-- start of Provided records --

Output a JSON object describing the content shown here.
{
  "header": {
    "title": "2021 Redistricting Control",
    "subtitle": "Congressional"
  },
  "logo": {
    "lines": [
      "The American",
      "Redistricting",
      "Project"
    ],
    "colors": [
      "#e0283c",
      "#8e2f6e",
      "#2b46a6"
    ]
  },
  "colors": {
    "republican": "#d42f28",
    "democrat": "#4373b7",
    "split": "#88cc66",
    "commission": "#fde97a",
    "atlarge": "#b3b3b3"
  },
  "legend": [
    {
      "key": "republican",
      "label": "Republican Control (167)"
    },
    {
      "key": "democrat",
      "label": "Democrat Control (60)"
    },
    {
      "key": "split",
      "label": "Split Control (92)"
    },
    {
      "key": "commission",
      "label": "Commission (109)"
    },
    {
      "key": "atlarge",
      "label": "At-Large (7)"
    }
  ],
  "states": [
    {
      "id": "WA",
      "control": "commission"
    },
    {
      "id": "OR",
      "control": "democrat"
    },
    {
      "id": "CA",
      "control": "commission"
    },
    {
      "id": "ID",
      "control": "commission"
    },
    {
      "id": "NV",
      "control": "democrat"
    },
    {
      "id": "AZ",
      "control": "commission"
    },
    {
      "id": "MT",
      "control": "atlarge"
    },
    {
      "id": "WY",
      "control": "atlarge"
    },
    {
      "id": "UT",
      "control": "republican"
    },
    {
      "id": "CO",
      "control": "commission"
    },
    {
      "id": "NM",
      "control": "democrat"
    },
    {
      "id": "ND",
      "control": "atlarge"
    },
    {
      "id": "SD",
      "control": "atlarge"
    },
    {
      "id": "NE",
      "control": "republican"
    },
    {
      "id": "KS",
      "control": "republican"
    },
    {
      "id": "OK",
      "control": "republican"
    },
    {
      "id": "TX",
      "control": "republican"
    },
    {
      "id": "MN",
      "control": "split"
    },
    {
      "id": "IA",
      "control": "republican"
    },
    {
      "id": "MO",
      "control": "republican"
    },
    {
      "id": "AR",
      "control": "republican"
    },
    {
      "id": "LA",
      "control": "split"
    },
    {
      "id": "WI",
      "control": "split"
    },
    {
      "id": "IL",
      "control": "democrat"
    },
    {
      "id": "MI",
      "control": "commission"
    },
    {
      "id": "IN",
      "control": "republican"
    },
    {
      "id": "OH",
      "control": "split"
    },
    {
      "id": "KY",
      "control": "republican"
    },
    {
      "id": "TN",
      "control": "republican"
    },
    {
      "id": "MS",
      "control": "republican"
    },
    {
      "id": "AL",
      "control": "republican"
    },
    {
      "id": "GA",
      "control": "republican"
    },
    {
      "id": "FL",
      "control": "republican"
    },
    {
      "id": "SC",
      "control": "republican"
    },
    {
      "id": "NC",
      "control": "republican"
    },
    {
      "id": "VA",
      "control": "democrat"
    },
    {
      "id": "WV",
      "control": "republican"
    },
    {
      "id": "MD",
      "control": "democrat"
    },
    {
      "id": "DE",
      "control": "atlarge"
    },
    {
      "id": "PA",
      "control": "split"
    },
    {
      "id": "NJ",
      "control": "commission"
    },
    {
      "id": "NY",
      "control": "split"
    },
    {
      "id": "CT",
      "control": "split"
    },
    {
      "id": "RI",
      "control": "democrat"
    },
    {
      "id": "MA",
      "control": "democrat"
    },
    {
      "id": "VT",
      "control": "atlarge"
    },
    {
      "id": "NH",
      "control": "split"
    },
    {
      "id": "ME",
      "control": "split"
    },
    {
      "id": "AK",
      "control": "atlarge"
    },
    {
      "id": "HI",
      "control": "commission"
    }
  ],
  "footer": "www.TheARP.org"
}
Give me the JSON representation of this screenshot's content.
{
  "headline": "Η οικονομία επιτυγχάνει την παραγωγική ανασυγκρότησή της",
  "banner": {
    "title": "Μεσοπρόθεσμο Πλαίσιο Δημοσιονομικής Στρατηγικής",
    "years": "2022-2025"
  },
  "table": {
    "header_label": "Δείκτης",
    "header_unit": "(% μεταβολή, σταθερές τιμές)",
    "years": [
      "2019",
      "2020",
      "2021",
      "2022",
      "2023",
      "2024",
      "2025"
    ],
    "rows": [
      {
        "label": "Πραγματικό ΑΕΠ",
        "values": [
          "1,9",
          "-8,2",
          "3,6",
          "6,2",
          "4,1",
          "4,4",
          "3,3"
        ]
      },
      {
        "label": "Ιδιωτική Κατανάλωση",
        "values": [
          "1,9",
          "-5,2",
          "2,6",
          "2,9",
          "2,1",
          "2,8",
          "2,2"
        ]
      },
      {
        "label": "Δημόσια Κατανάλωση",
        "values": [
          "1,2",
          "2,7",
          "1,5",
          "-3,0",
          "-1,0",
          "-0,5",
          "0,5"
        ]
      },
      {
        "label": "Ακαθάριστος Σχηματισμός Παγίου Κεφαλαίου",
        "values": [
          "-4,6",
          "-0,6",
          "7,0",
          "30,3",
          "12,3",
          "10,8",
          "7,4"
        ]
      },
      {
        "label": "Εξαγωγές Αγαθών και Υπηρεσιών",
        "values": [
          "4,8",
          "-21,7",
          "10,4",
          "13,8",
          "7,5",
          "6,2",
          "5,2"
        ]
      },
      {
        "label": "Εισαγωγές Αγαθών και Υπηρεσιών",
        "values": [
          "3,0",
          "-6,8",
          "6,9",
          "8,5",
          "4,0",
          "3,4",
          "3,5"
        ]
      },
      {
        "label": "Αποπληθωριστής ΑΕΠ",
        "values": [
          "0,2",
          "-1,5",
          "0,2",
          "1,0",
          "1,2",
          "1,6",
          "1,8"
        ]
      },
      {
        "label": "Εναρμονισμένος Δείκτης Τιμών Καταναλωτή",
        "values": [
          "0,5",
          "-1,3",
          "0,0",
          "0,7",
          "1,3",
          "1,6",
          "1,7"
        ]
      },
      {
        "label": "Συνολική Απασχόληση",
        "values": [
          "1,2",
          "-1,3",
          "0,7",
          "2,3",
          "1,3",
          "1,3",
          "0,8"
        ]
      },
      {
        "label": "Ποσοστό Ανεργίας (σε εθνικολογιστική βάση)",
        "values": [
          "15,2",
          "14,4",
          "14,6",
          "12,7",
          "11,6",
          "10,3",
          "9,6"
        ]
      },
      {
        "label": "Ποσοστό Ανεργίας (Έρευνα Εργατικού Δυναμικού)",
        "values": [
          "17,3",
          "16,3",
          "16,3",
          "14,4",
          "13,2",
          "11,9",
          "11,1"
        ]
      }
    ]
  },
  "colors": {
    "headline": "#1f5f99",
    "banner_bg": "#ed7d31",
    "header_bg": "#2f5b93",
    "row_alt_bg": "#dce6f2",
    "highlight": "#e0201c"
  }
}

-- end of Provided records --

#### What is expected:
Copy each entry exactly, with nothing added or dropped.

#### Task answer:
Output a JSON object describing the content shown here.
{
  "header": {
    "title": "2021 Redistricting Control",
    "subtitle": "Congressional"
  },
  "logo": {
    "lines": [
      "The American",
      "Redistricting",
      "Project"
    ],
    "colors": [
      "#e0283c",
      "#8e2f6e",
      "#2b46a6"
    ]
  },
  "colors": {
    "republican": "#d42f28",
    "democrat": "#4373b7",
    "split": "#88cc66",
    "commission": "#fde97a",
    "atlarge": "#b3b3b3"
  },
  "legend": [
    {
      "key": "republican",
      "label": "Republican Control (167)"
    },
    {
      "key": "democrat",
      "label": "Democrat Control (60)"
    },
    {
      "key": "split",
      "label": "Split Control (92)"
    },
    {
      "key": "commission",
      "label": "Commission (109)"
    },
    {
      "key": "atlarge",
      "label": "At-Large (7)"
    }
  ],
  "states": [
    {
      "id": "WA",
      "control": "commission"
    },
    {
      "id": "OR",
      "control": "democrat"
    },
    {
      "id": "CA",
      "control": "commission"
    },
    {
      "id": "ID",
      "control": "commission"
    },
    {
      "id": "NV",
      "control": "democrat"
    },
    {
      "id": "AZ",
      "control": "commission"
    },
    {
      "id": "MT",
      "control": "atlarge"
    },
    {
      "id": "WY",
      "control": "atlarge"
    },
    {
      "id": "UT",
      "control": "republican"
    },
    {
      "id": "CO",
      "control": "commission"
    },
    {
      "id": "NM",
      "control": "democrat"
    },
    {
      "id": "ND",
      "control": "atlarge"
    },
    {
      "id": "SD",
      "control": "atlarge"
    },
    {
      "id": "NE",
      "control": "republican"
    },
    {
      "id": "KS",
      "control": "republican"
    },
    {
      "id": "OK",
      "control": "republican"
    },
    {
      "id": "TX",
      "control": "republican"
    },
    {
      "id": "MN",
      "control": "split"
    },
    {
      "id": "IA",
      "control": "republican"
    },
    {
      "id": "MO",
      "control": "republican"
    },
    {
      "id": "AR",
      "control": "republican"
    },
    {
      "id": "LA",
      "control": "split"
    },
    {
      "id": "WI",
      "control": "split"
    },
    {
      "id": "IL",
      "control": "democrat"
    },
    {
      "id": "MI",
      "control": "commission"
    },
    {
      "id": "IN",
      "control": "republican"
    },
    {
      "id": "OH",
      "control": "split"
    },
    {
      "id": "KY",
      "control": "republican"
    },
    {
      "id": "TN",
      "control": "republican"
    },
    {
      "id": "MS",
      "control": "republican"
    },
    {
      "id": "AL",
      "control": "republican"
    },
    {
      "id": "GA",
      "control": "republican"
    },
    {
      "id": "FL",
      "control": "republican"
    },
    {
      "id": "SC",
      "control": "republican"
    },
    {
      "id": "NC",
      "control": "republican"
    },
    {
      "id": "VA",
      "control": "democrat"
    },
    {
      "id": "WV",
      "control": "republican"
    },
    {
      "id": "MD",
      "control": "democrat"
    },
    {
      "id": "DE",
      "control": "atlarge"
    },
    {
      "id": "PA",
      "control": "split"
    },
    {
      "id": "NJ",
      "control": "commission"
    },
    {
      "id": "NY",
      "control": "split"
    },
    {
      "id": "CT",
      "control": "split"
    },
    {
      "id": "RI",
      "control": "democrat"
    },
    {
      "id": "MA",
      "control": "democrat"
    },
    {
      "id": "VT",
      "control": "atlarge"
    },
    {
      "id": "NH",
      "control": "split"
    },
    {
      "id": "ME",
      "control": "split"
    },
    {
      "id": "AK",
      "control": "atlarge"
    },
    {
      "id": "HI",
      "control": "commission"
    }
  ],
  "footer": "www.TheARP.org"
}
Give me the JSON representation of this screenshot's content.
{
  "headline": "Η οικονομία επιτυγχάνει την παραγωγική ανασυγκρότησή της",
  "banner": {
    "title": "Μεσοπρόθεσμο Πλαίσιο Δημοσιονομικής Στρατηγικής",
    "years": "2022-2025"
  },
  "table": {
    "header_label": "Δείκτης",
    "header_unit": "(% μεταβολή, σταθερές τιμές)",
    "years": [
      "2019",
      "2020",
      "2021",
      "2022",
      "2023",
      "2024",
      "2025"
    ],
    "rows": [
      {
        "label": "Πραγματικό ΑΕΠ",
        "values": [
          "1,9",
          "-8,2",
          "3,6",
          "6,2",
          "4,1",
          "4,4",
          "3,3"
        ]
      },
      {
        "label": "Ιδιωτική Κατανάλωση",
        "values": [
          "1,9",
          "-5,2",
          "2,6",
          "2,9",
          "2,1",
          "2,8",
          "2,2"
        ]
      },
      {
        "label": "Δημόσια Κατανάλωση",
        "values": [
          "1,2",
          "2,7",
          "1,5",
          "-3,0",
          "-1,0",
          "-0,5",
          "0,5"
        ]
      },
      {
        "label": "Ακαθάριστος Σχηματισμός Παγίου Κεφαλαίου",
        "values": [
          "-4,6",
          "-0,6",
          "7,0",
          "30,3",
          "12,3",
          "10,8",
          "7,4"
        ]
      },
      {
        "label": "Εξαγωγές Αγαθών και Υπηρεσιών",
        "values": [
          "4,8",
          "-21,7",
          "10,4",
          "13,8",
          "7,5",
          "6,2",
          "5,2"
        ]
      },
      {
        "label": "Εισαγωγές Αγαθών και Υπηρεσιών",
        "values": [
          "3,0",
          "-6,8",
          "6,9",
          "8,5",
          "4,0",
          "3,4",
          "3,5"
        ]
      },
      {
        "label": "Αποπληθωριστής ΑΕΠ",
        "values": [
          "0,2",
          "-1,5",
          "0,2",
          "1,0",
          "1,2",
          "1,6",
          "1,8"
        ]
      },
      {
        "label": "Εναρμονισμένος Δείκτης Τιμών Καταναλωτή",
        "values": [
          "0,5",
          "-1,3",
          "0,0",
          "0,7",
          "1,3",
          "1,6",
          "1,7"
        ]
      },
      {
        "label": "Συνολική Απασχόληση",
        "values": [
          "1,2",
          "-1,3",
          "0,7",
          "2,3",
          "1,3",
          "1,3",
          "0,8"
        ]
      },
      {
        "label": "Ποσοστό Ανεργίας (σε εθνικολογιστική βάση)",
        "values": [
          "15,2",
          "14,4",
          "14,6",
          "12,7",
          "11,6",
          "10,3",
          "9,6"
        ]
      },
      {
        "label": "Ποσοστό Ανεργίας (Έρευνα Εργατικού Δυναμικού)",
        "values": [
          "17,3",
          "16,3",
          "16,3",
          "14,4",
          "13,2",
          "11,9",
          "11,1"
        ]
      }
    ]
  },
  "colors": {
    "headline": "#1f5f99",
    "banner_bg": "#ed7d31",
    "header_bg": "#2f5b93",
    "row_alt_bg": "#dce6f2",
    "highlight": "#e0201c"
  }
}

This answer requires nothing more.